:: MATERIAL SHOWN

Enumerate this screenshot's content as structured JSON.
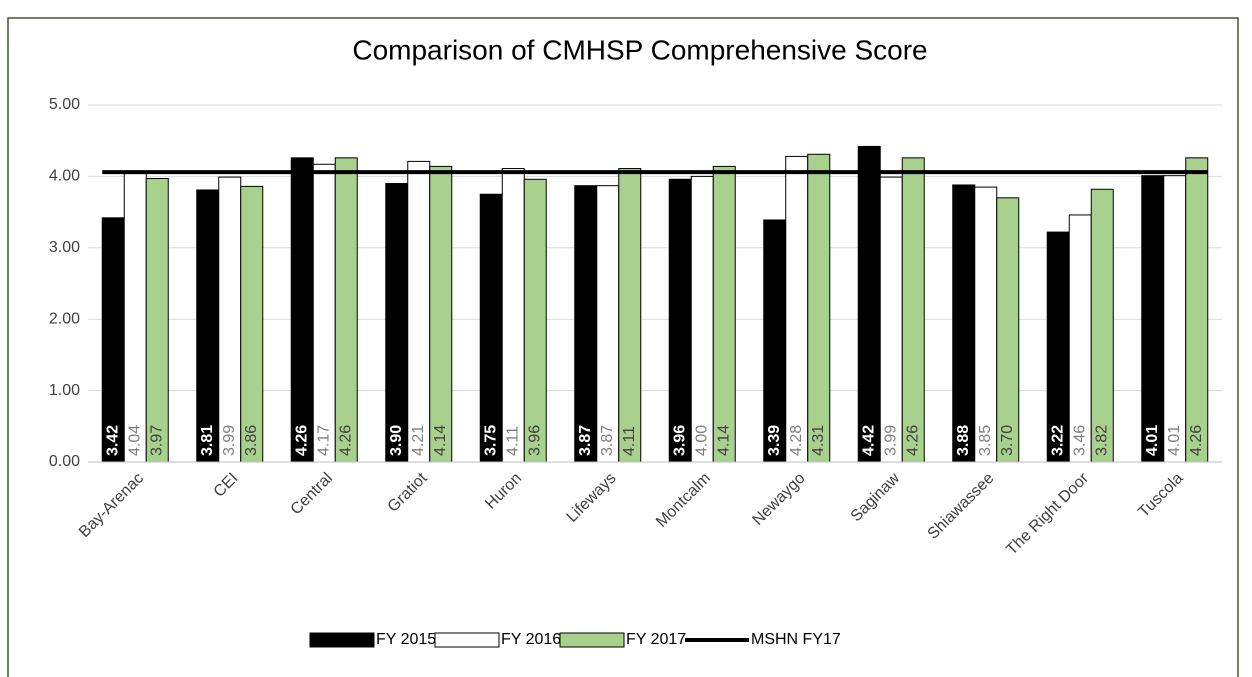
{
  "chart_data": {
    "type": "bar",
    "title": "Comparison of CMHSP Comprehensive Score",
    "categories": [
      "Bay-Arenac",
      "CEI",
      "Central",
      "Gratiot",
      "Huron",
      "Lifeways",
      "Montcalm",
      "Newaygo",
      "Saginaw",
      "Shiawassee",
      "The Right Door",
      "Tuscola"
    ],
    "series": [
      {
        "name": "FY 2015",
        "color": "#000000",
        "label_color": "#ffffff",
        "values": [
          3.42,
          3.81,
          4.26,
          3.9,
          3.75,
          3.87,
          3.96,
          3.39,
          4.42,
          3.88,
          3.22,
          4.01
        ],
        "value_labels": [
          "3.42",
          "3.81",
          "4.26",
          "3.90",
          "3.75",
          "3.87",
          "3.96",
          "3.39",
          "4.42",
          "3.88",
          "3.22",
          "4.01"
        ]
      },
      {
        "name": "FY 2016",
        "color": "#ffffff",
        "label_color": "#7f7f7f",
        "values": [
          4.04,
          3.99,
          4.17,
          4.21,
          4.11,
          3.87,
          4.0,
          4.28,
          3.99,
          3.85,
          3.46,
          4.01
        ],
        "value_labels": [
          "4.04",
          "3.99",
          "4.17",
          "4.21",
          "4.11",
          "3.87",
          "4.00",
          "4.28",
          "3.99",
          "3.85",
          "3.46",
          "4.01"
        ]
      },
      {
        "name": "FY 2017",
        "color": "#a9d18e",
        "label_color": "#404040",
        "values": [
          3.97,
          3.86,
          4.26,
          4.14,
          3.96,
          4.11,
          4.14,
          4.31,
          4.26,
          3.7,
          3.82,
          4.26
        ],
        "value_labels": [
          "3.97",
          "3.86",
          "4.26",
          "4.14",
          "3.96",
          "4.11",
          "4.14",
          "4.31",
          "4.26",
          "3.70",
          "3.82",
          "4.26"
        ]
      }
    ],
    "reference_line": {
      "name": "MSHN FY17",
      "value": 4.06,
      "color": "#000000"
    },
    "ylim": [
      0,
      5
    ],
    "yticks": [
      {
        "value": 0,
        "label": "0.00"
      },
      {
        "value": 1,
        "label": "1.00"
      },
      {
        "value": 2,
        "label": "2.00"
      },
      {
        "value": 3,
        "label": "3.00"
      },
      {
        "value": 4,
        "label": "4.00"
      },
      {
        "value": 5,
        "label": "5.00"
      }
    ],
    "grid": true,
    "legend": "bottom"
  }
}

::::

THE PROBLEM:
From the material above, gather all lines that include the string "name" and copy them.

ANSWER FOR THIS EXERCISE:
        "name": "FY 2015",
        "name": "FY 2016",
        "name": "FY 2017",
      "name": "MSHN FY17",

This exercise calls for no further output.